**Source extract**
▬▬▬

# Solar eclipse.



## ChrisA (Jan 18, 2015)

Hello,
New member, but had a campervan for 20+ years. Where is there a good site from which to view the eclipse on March 20th?


----------



## st3v3 (Jan 18, 2015)

March 20, 2015 — Total Solar Eclipse


----------



## st3v3 (Jan 18, 2015)

And

The Partial Eclipse


----------



## st3v3 (Jan 18, 2015)

How far north can you be?


----------



## kernewek (Jan 18, 2015)

Ha ha! I remember the Cornish eclipse! Having said that, we were on a high point down at the narrowest part of Cornwall - you could see the darkness rushing towards you, but better still, the horizon out with the eclipse zone was a shining thin band of gold. When the birds all roosted and went quiet it was very eerie!


----------



## Dogeared (Jan 18, 2015)

We were at Durdle Door and it amazing, but as you say eerie


----------



## Compo (Jan 18, 2015)

*eclipse*

think ill have snuffed it by then


----------



## colinm (Jan 18, 2015)

kernewek said:


> Ha ha! I remember the Cornish eclipse! Having said that, we were on a high point down at the narrowest part of Cornwall - you could see the darkness rushing towards you, but better still, the horizon out with the eclipse zone was a shining thin band of gold. When the birds all roosted and went quiet it was very eerie!



We where in France like 90% of the rest of europe it seemed at the time, we where part of a 'mass invasion' of a municipal that the local mayor opened for a couple of days.
On the morning it was wet and overcast, can still remember all sorts of languages expressing that it was a 'disaster', but by time of the event it was horizon to horizon blue skys, an event we're unlikely to forget.


----------



## 2cv (Jan 18, 2015)

▬▬▬

**Supplied information**
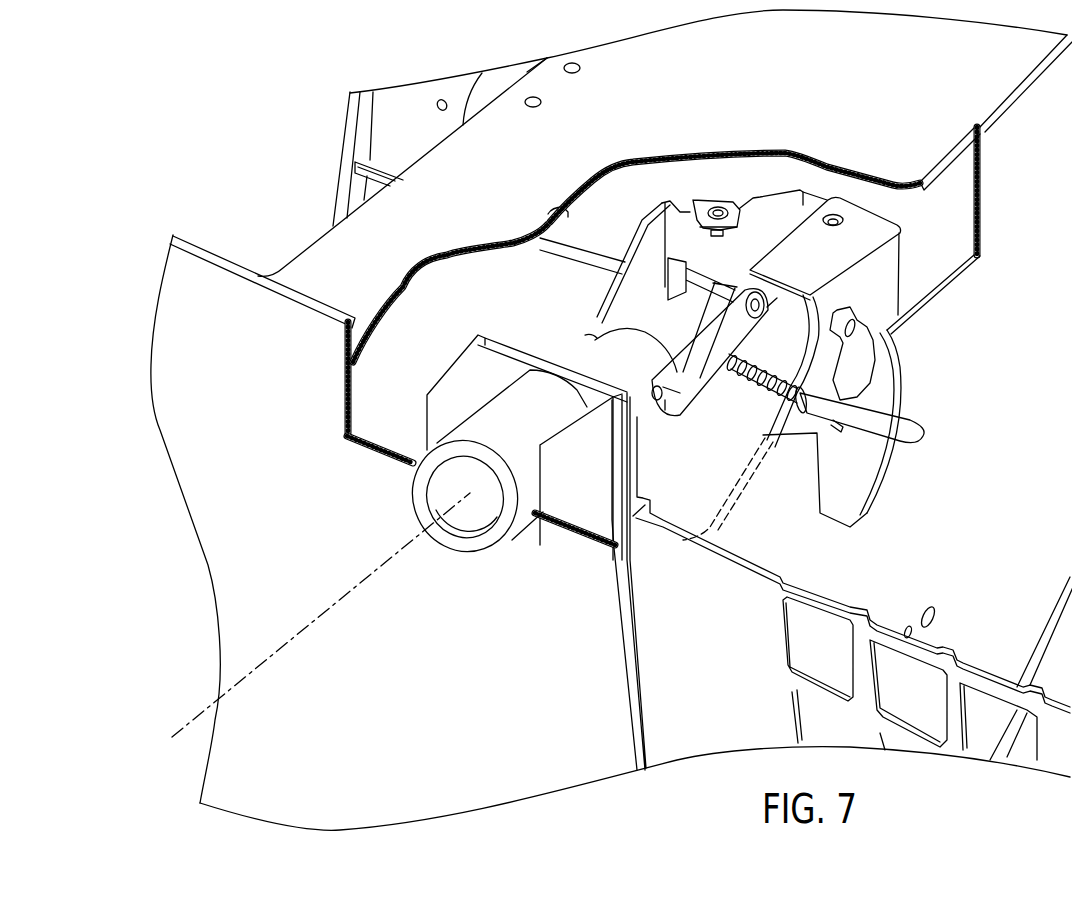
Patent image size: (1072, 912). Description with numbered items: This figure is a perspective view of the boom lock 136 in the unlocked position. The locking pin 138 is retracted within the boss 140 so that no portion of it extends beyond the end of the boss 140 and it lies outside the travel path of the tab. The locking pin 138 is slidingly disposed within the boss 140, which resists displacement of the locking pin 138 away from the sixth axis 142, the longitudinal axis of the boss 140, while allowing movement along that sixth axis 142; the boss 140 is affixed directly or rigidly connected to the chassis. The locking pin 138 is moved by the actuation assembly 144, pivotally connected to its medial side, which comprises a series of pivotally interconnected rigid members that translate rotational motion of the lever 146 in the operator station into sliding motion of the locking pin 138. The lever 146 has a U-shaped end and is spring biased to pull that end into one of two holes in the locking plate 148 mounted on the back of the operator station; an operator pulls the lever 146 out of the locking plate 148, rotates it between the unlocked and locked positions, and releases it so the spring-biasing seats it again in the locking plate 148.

▬▬▬

**The tasks**
• 1. In the solar eclipse thread, on what date is the eclipse that ChrisA asks about?
• 2. Copy the solar eclipse thread from "On the morning" to "unlikely to forget.", substituting "cloudy" for "overcast".

**The answers**
• 1. March 20th

• 2.
On the morning it was wet and cloudy, can still remember all sorts of languages expressing that it was a 'disaster', but by time of the event it was horizon to horizon blue skys, an event we're unlikely to forget.